• Work to be completed: Exact repetition is required: output every record in full.

>>>

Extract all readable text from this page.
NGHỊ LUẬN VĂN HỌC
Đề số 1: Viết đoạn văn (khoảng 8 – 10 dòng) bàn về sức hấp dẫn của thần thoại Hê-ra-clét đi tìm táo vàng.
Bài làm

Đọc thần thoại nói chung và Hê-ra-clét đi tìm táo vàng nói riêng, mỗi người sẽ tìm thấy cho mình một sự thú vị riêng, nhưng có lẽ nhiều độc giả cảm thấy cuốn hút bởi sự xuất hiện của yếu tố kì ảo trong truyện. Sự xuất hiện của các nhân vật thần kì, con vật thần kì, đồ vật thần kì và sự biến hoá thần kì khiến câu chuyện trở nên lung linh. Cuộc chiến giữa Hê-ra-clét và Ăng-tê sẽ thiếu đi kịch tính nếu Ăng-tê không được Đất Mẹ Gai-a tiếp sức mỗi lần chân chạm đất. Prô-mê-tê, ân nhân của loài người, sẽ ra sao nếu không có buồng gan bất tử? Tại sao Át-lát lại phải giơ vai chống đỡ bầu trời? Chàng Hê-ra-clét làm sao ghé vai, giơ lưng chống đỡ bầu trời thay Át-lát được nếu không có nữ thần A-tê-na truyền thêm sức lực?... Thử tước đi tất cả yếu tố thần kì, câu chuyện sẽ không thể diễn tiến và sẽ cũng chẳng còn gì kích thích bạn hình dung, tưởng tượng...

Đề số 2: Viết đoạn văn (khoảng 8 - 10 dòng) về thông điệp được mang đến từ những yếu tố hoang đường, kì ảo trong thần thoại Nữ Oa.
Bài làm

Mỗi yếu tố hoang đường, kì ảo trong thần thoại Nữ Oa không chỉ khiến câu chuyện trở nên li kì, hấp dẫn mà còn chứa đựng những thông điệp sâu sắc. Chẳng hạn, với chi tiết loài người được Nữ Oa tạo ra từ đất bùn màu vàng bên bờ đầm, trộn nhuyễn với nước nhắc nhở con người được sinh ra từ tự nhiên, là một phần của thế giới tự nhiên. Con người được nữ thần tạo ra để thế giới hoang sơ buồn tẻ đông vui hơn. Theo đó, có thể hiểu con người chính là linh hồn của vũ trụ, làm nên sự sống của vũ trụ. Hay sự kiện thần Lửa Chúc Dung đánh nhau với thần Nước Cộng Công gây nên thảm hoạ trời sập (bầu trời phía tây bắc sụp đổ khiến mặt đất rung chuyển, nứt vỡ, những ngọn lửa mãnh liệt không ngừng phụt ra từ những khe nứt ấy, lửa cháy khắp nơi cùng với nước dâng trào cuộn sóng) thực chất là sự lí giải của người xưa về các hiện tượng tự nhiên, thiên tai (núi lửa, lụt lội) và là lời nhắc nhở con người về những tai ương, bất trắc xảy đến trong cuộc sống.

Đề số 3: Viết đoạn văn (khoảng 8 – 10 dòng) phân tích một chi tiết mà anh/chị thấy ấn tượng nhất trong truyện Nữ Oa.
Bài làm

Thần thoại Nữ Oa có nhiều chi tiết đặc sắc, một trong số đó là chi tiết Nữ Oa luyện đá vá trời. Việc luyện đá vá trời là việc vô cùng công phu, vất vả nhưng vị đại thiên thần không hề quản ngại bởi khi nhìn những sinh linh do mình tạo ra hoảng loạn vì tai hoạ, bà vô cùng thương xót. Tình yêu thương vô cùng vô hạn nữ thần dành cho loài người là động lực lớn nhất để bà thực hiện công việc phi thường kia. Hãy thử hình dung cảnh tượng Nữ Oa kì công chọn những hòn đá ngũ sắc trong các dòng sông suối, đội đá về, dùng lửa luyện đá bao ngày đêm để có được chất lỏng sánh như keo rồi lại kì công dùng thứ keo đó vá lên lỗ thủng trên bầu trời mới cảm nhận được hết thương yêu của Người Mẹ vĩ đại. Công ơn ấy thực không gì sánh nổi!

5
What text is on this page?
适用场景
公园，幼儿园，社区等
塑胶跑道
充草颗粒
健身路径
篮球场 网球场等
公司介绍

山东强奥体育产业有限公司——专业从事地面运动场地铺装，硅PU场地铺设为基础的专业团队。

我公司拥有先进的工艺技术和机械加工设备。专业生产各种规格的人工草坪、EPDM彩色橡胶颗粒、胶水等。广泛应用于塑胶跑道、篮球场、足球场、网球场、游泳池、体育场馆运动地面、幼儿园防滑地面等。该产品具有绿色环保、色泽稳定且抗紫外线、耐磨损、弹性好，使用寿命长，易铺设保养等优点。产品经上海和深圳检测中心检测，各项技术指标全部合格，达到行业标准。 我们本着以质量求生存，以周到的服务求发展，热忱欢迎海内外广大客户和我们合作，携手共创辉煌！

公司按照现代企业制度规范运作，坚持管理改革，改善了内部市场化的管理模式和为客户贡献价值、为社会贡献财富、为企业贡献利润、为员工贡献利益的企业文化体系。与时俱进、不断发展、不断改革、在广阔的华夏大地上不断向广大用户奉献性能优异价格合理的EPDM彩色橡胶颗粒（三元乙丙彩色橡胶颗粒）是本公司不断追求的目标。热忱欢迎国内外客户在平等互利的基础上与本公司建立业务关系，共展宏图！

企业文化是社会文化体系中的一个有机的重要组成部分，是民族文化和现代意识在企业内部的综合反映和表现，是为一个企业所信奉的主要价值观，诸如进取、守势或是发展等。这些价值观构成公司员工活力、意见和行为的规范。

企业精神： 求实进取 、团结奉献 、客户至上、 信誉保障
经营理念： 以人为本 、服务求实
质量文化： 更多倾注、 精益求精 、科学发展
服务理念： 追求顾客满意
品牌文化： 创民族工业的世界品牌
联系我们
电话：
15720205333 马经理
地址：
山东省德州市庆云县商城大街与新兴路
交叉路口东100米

<<<

• Answer:
Extract all readable text from this page.
NGHỊ LUẬN VĂN HỌC
Đề số 1: Viết đoạn văn (khoảng 8 – 10 dòng) bàn về sức hấp dẫn của thần thoại Hê-ra-clét đi tìm táo vàng.
Bài làm

Đọc thần thoại nói chung và Hê-ra-clét đi tìm táo vàng nói riêng, mỗi người sẽ tìm thấy cho mình một sự thú vị riêng, nhưng có lẽ nhiều độc giả cảm thấy cuốn hút bởi sự xuất hiện của yếu tố kì ảo trong truyện. Sự xuất hiện của các nhân vật thần kì, con vật thần kì, đồ vật thần kì và sự biến hoá thần kì khiến câu chuyện trở nên lung linh. Cuộc chiến giữa Hê-ra-clét và Ăng-tê sẽ thiếu đi kịch tính nếu Ăng-tê không được Đất Mẹ Gai-a tiếp sức mỗi lần chân chạm đất. Prô-mê-tê, ân nhân của loài người, sẽ ra sao nếu không có buồng gan bất tử? Tại sao Át-lát lại phải giơ vai chống đỡ bầu trời? Chàng Hê-ra-clét làm sao ghé vai, giơ lưng chống đỡ bầu trời thay Át-lát được nếu không có nữ thần A-tê-na truyền thêm sức lực?... Thử tước đi tất cả yếu tố thần kì, câu chuyện sẽ không thể diễn tiến và sẽ cũng chẳng còn gì kích thích bạn hình dung, tưởng tượng...

Đề số 2: Viết đoạn văn (khoảng 8 - 10 dòng) về thông điệp được mang đến từ những yếu tố hoang đường, kì ảo trong thần thoại Nữ Oa.
Bài làm

Mỗi yếu tố hoang đường, kì ảo trong thần thoại Nữ Oa không chỉ khiến câu chuyện trở nên li kì, hấp dẫn mà còn chứa đựng những thông điệp sâu sắc. Chẳng hạn, với chi tiết loài người được Nữ Oa tạo ra từ đất bùn màu vàng bên bờ đầm, trộn nhuyễn với nước nhắc nhở con người được sinh ra từ tự nhiên, là một phần của thế giới tự nhiên. Con người được nữ thần tạo ra để thế giới hoang sơ buồn tẻ đông vui hơn. Theo đó, có thể hiểu con người chính là linh hồn của vũ trụ, làm nên sự sống của vũ trụ. Hay sự kiện thần Lửa Chúc Dung đánh nhau với thần Nước Cộng Công gây nên thảm hoạ trời sập (bầu trời phía tây bắc sụp đổ khiến mặt đất rung chuyển, nứt vỡ, những ngọn lửa mãnh liệt không ngừng phụt ra từ những khe nứt ấy, lửa cháy khắp nơi cùng với nước dâng trào cuộn sóng) thực chất là sự lí giải của người xưa về các hiện tượng tự nhiên, thiên tai (núi lửa, lụt lội) và là lời nhắc nhở con người về những tai ương, bất trắc xảy đến trong cuộc sống.

Đề số 3: Viết đoạn văn (khoảng 8 – 10 dòng) phân tích một chi tiết mà anh/chị thấy ấn tượng nhất trong truyện Nữ Oa.
Bài làm

Thần thoại Nữ Oa có nhiều chi tiết đặc sắc, một trong số đó là chi tiết Nữ Oa luyện đá vá trời. Việc luyện đá vá trời là việc vô cùng công phu, vất vả nhưng vị đại thiên thần không hề quản ngại bởi khi nhìn những sinh linh do mình tạo ra hoảng loạn vì tai hoạ, bà vô cùng thương xót. Tình yêu thương vô cùng vô hạn nữ thần dành cho loài người là động lực lớn nhất để bà thực hiện công việc phi thường kia. Hãy thử hình dung cảnh tượng Nữ Oa kì công chọn những hòn đá ngũ sắc trong các dòng sông suối, đội đá về, dùng lửa luyện đá bao ngày đêm để có được chất lỏng sánh như keo rồi lại kì công dùng thứ keo đó vá lên lỗ thủng trên bầu trời mới cảm nhận được hết thương yêu của Người Mẹ vĩ đại. Công ơn ấy thực không gì sánh nổi!

5
What text is on this page?
适用场景
公园，幼儿园，社区等
塑胶跑道
充草颗粒
健身路径
篮球场 网球场等
公司介绍

山东强奥体育产业有限公司——专业从事地面运动场地铺装，硅PU场地铺设为基础的专业团队。

我公司拥有先进的工艺技术和机械加工设备。专业生产各种规格的人工草坪、EPDM彩色橡胶颗粒、胶水等。广泛应用于塑胶跑道、篮球场、足球场、网球场、游泳池、体育场馆运动地面、幼儿园防滑地面等。该产品具有绿色环保、色泽稳定且抗紫外线、耐磨损、弹性好，使用寿命长，易铺设保养等优点。产品经上海和深圳检测中心检测，各项技术指标全部合格，达到行业标准。 我们本着以质量求生存，以周到的服务求发展，热忱欢迎海内外广大客户和我们合作，携手共创辉煌！

公司按照现代企业制度规范运作，坚持管理改革，改善了内部市场化的管理模式和为客户贡献价值、为社会贡献财富、为企业贡献利润、为员工贡献利益的企业文化体系。与时俱进、不断发展、不断改革、在广阔的华夏大地上不断向广大用户奉献性能优异价格合理的EPDM彩色橡胶颗粒（三元乙丙彩色橡胶颗粒）是本公司不断追求的目标。热忱欢迎国内外客户在平等互利的基础上与本公司建立业务关系，共展宏图！

企业文化是社会文化体系中的一个有机的重要组成部分，是民族文化和现代意识在企业内部的综合反映和表现，是为一个企业所信奉的主要价值观，诸如进取、守势或是发展等。这些价值观构成公司员工活力、意见和行为的规范。

企业精神： 求实进取 、团结奉献 、客户至上、 信誉保障
经营理念： 以人为本 、服务求实
质量文化： 更多倾注、 精益求精 、科学发展
服务理念： 追求顾客满意
品牌文化： 创民族工业的世界品牌
联系我们
电话：
15720205333 马经理
地址：
山东省德州市庆云县商城大街与新兴路
交叉路口东100米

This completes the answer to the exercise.